[PROBLEM TO WORK ON]:
Count every line that has the word "name" in it; give no more than the number.

[DATA EXTRACT]:
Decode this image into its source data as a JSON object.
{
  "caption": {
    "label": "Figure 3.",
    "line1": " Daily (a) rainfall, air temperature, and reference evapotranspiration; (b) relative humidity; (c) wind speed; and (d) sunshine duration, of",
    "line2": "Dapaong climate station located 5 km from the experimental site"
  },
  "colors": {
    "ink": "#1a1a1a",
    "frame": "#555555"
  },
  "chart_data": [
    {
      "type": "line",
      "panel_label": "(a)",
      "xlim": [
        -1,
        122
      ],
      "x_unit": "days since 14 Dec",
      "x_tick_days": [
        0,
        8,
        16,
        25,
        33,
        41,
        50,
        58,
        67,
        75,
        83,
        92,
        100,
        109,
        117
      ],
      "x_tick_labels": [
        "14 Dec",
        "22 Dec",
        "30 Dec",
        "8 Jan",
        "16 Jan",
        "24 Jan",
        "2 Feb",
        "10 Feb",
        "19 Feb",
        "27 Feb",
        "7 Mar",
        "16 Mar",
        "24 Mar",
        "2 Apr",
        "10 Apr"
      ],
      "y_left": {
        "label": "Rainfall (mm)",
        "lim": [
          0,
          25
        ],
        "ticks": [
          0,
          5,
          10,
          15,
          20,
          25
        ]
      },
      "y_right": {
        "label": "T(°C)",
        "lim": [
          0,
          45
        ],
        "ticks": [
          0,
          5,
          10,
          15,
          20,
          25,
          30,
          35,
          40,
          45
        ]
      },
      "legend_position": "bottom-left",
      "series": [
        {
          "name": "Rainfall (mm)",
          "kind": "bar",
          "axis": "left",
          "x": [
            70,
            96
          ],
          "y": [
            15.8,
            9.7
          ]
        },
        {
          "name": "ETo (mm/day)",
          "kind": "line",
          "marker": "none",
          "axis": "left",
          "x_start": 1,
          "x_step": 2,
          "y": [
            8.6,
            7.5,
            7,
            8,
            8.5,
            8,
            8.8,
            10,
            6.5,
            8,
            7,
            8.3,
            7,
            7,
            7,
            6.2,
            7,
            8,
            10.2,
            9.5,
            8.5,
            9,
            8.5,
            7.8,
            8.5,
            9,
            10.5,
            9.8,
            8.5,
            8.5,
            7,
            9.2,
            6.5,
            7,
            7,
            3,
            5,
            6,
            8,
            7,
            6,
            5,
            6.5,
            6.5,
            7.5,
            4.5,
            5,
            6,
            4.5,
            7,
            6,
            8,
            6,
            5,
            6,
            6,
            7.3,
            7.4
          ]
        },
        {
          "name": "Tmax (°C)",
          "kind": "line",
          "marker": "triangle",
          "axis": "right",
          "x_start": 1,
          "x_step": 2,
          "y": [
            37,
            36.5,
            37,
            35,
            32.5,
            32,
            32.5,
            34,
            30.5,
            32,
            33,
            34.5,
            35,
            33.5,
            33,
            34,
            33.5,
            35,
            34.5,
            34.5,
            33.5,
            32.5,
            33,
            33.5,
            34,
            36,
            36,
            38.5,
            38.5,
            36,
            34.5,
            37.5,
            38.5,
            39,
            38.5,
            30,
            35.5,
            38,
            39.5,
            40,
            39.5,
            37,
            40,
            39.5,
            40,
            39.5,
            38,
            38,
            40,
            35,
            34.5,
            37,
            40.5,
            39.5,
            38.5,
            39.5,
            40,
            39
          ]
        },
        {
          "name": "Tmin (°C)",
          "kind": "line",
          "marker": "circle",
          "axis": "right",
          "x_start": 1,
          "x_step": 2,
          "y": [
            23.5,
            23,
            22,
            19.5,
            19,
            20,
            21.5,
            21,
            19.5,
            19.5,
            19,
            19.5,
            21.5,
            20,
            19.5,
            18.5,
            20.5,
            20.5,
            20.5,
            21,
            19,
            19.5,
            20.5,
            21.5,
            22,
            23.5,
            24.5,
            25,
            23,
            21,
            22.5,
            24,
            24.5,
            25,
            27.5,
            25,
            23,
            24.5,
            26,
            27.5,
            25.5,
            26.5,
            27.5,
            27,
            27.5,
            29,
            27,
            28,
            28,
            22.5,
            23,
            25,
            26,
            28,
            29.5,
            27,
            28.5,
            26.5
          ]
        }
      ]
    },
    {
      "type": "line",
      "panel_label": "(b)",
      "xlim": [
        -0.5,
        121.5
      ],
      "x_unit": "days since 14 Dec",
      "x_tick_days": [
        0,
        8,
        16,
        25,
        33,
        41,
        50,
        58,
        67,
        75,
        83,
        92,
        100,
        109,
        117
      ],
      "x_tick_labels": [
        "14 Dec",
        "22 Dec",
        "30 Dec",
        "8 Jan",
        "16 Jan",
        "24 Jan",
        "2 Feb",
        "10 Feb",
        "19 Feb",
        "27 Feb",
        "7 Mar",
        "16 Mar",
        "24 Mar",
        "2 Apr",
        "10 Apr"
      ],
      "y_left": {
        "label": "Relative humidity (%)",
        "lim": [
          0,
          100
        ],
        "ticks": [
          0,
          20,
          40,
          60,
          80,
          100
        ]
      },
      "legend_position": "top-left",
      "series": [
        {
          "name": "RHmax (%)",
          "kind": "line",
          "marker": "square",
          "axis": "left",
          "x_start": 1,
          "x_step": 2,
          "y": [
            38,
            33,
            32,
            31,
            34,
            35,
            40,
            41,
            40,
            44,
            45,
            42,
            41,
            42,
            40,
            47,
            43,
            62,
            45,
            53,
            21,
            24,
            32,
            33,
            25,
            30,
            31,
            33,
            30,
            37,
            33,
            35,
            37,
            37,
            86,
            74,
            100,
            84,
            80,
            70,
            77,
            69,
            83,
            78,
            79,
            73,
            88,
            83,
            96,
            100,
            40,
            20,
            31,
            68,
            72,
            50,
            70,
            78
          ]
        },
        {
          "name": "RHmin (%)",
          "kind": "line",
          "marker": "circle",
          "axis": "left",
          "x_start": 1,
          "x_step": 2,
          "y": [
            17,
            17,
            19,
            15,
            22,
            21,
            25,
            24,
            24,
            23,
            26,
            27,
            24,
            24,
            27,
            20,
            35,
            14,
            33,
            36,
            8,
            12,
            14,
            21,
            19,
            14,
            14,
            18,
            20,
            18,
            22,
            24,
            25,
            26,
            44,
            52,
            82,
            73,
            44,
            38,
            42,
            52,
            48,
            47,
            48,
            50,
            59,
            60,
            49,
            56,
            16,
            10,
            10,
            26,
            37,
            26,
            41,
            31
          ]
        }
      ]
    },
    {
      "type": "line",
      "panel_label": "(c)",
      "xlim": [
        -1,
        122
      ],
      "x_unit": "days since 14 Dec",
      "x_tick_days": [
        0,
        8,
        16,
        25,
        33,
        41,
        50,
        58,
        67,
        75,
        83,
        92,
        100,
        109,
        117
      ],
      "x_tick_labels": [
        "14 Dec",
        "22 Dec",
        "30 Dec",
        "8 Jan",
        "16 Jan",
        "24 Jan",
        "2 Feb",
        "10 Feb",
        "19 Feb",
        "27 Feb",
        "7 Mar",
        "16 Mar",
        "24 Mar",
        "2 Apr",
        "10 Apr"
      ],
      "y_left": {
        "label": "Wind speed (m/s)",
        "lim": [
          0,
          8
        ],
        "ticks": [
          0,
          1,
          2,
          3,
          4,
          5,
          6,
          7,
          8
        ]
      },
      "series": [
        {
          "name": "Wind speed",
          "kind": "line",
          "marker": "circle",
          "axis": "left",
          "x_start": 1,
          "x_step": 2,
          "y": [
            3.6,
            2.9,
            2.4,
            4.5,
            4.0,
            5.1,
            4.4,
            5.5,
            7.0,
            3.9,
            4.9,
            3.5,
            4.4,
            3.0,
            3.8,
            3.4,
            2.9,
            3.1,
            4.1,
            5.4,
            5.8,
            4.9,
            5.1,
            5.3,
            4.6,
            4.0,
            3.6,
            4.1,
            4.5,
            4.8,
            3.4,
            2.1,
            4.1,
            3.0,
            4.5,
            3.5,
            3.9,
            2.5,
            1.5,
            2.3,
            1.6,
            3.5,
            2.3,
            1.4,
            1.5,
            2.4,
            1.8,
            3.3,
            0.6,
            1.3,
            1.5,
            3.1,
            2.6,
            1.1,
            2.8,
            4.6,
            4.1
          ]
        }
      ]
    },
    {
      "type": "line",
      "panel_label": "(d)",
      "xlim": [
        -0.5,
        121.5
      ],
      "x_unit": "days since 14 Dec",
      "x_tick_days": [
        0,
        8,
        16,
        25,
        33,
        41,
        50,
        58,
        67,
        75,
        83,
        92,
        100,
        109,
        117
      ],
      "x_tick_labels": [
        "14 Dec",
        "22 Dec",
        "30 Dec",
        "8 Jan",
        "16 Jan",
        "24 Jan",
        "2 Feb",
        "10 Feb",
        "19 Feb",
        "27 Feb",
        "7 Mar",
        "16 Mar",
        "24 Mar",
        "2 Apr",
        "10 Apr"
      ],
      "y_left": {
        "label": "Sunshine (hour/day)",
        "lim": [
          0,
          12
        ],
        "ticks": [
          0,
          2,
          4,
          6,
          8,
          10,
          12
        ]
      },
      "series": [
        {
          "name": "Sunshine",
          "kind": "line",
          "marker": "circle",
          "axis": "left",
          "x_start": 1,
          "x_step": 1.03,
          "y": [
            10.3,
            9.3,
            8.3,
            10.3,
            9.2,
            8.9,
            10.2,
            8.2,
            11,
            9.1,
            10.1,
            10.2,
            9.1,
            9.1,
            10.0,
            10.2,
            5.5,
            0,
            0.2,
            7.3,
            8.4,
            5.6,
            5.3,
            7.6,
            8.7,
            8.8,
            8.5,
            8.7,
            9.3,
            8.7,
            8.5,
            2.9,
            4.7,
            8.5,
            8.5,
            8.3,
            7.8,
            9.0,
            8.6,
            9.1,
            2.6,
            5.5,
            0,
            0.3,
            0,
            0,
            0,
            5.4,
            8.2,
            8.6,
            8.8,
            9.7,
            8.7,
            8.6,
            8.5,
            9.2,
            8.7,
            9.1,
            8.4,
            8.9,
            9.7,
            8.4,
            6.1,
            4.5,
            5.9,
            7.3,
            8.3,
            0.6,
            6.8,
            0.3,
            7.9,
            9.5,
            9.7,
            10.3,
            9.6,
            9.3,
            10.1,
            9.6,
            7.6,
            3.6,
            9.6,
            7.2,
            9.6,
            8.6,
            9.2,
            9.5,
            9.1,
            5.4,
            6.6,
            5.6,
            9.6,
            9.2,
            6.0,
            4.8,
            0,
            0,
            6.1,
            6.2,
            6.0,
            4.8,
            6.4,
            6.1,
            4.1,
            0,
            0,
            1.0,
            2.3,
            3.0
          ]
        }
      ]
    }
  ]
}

[SOLUTION FOR THIS TASK]:
8